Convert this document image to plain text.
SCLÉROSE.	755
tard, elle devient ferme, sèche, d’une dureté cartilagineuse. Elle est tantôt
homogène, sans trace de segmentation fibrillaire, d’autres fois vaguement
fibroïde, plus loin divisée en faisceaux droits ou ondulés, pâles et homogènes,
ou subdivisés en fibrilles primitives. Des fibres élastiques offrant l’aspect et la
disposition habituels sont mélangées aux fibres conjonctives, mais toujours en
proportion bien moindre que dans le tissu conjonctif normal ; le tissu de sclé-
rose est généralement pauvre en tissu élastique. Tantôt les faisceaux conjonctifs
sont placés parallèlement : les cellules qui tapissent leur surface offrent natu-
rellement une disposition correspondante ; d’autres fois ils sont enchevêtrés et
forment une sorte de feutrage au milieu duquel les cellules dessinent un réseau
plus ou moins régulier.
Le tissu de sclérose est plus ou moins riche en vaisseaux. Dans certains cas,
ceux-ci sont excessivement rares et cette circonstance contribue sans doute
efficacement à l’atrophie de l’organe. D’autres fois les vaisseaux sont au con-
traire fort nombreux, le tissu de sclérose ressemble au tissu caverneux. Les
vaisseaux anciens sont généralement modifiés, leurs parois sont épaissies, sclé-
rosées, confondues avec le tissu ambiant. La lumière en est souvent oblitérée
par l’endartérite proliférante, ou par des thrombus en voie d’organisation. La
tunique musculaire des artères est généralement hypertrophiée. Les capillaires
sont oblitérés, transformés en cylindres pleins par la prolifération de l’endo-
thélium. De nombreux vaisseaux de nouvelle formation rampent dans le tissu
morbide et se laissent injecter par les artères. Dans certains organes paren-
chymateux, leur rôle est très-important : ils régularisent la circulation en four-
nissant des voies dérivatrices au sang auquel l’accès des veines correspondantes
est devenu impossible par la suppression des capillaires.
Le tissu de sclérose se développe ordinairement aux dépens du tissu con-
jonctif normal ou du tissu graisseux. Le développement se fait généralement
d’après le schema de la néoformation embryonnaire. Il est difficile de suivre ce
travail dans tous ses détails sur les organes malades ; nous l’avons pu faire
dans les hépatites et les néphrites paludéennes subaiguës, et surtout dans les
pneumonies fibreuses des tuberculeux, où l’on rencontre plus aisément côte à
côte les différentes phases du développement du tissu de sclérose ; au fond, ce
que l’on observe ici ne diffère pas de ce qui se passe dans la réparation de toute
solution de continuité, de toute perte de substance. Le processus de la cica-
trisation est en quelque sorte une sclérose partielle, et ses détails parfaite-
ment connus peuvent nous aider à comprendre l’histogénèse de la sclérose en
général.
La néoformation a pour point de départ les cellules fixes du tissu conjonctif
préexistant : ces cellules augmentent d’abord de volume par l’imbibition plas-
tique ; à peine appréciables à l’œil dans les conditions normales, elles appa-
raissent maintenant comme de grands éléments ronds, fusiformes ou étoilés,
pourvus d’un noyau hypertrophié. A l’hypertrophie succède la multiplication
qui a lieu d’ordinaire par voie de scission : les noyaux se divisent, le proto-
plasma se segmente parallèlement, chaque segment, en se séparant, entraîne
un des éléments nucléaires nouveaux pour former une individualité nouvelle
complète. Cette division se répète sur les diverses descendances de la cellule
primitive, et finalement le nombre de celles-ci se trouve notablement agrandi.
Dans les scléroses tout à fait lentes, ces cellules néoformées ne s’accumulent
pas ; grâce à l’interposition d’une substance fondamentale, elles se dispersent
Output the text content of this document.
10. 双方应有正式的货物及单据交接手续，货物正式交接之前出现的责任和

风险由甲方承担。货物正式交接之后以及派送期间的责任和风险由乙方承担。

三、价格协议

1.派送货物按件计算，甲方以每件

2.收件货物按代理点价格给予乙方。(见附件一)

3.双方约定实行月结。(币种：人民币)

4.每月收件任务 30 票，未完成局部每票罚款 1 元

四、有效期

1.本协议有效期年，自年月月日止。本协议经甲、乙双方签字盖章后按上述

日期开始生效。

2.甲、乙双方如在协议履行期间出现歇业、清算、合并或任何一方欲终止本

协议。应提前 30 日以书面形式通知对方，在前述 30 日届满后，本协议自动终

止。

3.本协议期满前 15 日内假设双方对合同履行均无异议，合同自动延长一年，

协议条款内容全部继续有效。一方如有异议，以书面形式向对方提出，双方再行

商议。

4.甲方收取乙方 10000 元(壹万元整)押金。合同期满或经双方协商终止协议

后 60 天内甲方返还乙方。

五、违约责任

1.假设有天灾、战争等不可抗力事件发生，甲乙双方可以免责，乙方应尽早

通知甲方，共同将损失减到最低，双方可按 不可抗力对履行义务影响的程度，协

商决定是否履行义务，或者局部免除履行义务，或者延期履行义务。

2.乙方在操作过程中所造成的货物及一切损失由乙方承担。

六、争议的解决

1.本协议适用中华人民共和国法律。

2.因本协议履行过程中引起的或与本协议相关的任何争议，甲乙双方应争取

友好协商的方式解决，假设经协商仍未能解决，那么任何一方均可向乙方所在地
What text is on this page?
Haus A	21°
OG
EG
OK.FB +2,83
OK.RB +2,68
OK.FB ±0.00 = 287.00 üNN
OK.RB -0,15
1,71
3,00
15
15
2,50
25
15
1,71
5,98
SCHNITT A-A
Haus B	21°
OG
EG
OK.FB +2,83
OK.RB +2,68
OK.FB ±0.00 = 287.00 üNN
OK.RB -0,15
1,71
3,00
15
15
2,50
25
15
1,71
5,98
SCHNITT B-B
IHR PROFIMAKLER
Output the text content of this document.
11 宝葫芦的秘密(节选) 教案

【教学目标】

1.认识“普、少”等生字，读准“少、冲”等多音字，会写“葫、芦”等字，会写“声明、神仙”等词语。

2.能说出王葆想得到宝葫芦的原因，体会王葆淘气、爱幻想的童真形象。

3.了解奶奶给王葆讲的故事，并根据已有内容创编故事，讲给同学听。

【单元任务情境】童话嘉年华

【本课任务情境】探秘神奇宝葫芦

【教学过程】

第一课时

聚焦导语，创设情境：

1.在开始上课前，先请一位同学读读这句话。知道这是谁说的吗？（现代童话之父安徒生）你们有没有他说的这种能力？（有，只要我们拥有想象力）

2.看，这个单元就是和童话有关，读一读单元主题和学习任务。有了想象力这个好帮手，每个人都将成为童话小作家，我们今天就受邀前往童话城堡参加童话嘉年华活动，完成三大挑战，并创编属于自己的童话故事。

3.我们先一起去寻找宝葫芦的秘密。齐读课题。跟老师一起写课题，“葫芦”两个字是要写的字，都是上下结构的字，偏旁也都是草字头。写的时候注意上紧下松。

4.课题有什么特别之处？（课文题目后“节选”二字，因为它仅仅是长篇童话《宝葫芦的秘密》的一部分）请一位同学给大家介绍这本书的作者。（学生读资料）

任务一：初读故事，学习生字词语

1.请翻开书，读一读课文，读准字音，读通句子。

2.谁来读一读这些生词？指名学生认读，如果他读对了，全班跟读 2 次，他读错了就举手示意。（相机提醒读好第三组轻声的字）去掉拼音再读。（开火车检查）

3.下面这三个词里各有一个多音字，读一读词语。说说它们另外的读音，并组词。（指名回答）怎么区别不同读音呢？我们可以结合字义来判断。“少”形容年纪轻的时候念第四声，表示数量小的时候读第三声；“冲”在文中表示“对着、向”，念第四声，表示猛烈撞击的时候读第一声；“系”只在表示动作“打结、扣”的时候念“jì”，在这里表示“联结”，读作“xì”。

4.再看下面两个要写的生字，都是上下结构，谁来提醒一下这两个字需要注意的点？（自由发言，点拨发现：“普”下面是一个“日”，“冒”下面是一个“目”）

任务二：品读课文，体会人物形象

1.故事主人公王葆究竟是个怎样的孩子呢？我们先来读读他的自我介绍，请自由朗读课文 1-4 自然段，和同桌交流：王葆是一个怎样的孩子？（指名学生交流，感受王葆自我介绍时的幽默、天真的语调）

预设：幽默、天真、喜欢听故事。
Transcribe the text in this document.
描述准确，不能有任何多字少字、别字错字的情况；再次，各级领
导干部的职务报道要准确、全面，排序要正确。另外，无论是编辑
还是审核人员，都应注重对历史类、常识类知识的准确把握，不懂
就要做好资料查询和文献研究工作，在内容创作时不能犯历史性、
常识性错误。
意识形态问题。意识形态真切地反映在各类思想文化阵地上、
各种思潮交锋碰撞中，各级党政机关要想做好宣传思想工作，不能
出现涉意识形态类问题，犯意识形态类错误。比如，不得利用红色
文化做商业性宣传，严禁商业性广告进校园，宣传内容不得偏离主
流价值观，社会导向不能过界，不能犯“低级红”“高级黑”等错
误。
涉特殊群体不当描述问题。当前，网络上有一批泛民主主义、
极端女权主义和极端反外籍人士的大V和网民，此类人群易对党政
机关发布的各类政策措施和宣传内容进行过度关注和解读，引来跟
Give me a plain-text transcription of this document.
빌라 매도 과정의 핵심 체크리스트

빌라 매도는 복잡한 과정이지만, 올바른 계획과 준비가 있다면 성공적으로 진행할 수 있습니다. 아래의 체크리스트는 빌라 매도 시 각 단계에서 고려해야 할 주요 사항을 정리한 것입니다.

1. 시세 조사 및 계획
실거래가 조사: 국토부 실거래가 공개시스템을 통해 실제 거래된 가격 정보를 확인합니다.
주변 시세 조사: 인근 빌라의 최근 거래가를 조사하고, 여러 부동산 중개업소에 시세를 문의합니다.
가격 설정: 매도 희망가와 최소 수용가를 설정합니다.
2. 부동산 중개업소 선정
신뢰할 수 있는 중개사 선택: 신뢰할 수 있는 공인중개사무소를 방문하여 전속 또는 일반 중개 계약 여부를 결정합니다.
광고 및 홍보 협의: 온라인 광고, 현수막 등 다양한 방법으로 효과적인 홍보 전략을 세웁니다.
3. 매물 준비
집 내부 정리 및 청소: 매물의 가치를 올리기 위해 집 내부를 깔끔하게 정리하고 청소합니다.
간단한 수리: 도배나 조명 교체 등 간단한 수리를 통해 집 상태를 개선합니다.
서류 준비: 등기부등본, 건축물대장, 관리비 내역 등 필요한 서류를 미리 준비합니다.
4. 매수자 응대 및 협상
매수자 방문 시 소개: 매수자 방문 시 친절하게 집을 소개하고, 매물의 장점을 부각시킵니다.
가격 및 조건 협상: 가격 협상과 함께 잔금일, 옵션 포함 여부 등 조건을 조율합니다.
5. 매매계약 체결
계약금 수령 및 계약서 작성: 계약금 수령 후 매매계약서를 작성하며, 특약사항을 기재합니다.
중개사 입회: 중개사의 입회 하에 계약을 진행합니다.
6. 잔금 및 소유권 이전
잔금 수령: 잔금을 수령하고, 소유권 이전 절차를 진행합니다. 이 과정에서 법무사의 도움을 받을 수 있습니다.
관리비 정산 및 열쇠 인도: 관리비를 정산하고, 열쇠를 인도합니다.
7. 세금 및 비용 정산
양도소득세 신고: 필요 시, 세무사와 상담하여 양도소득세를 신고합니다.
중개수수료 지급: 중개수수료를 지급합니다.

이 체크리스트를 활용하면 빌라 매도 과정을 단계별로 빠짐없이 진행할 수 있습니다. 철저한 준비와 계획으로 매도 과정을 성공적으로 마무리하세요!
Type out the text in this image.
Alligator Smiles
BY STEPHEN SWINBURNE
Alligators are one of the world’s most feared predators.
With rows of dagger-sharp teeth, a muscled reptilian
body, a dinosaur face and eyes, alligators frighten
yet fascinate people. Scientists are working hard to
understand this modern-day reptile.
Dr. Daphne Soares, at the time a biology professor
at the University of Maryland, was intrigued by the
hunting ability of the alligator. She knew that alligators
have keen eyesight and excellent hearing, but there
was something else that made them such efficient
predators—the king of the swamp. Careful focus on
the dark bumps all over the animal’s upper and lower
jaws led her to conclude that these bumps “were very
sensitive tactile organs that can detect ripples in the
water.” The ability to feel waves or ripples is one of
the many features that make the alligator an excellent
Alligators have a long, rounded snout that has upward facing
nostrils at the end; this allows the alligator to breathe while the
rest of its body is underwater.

* **STATED TASK**: Take the line holding "Type out the text in this image." and all lines after it through the end of the data, and set them down exactly.

* **OUTPUT OF THE TASK**:
Type out the text in this image.
Alligator Smiles
BY STEPHEN SWINBURNE
Alligators are one of the world’s most feared predators.
With rows of dagger-sharp teeth, a muscled reptilian
body, a dinosaur face and eyes, alligators frighten
yet fascinate people. Scientists are working hard to
understand this modern-day reptile.
Dr. Daphne Soares, at the time a biology professor
at the University of Maryland, was intrigued by the
hunting ability of the alligator. She knew that alligators
have keen eyesight and excellent hearing, but there
was something else that made them such efficient
predators—the king of the swamp. Careful focus on
the dark bumps all over the animal’s upper and lower
jaws led her to conclude that these bumps “were very
sensitive tactile organs that can detect ripples in the
water.” The ability to feel waves or ripples is one of
the many features that make the alligator an excellent
Alligators have a long, rounded snout that has upward facing
nostrils at the end; this allows the alligator to breathe while the
rest of its body is underwater.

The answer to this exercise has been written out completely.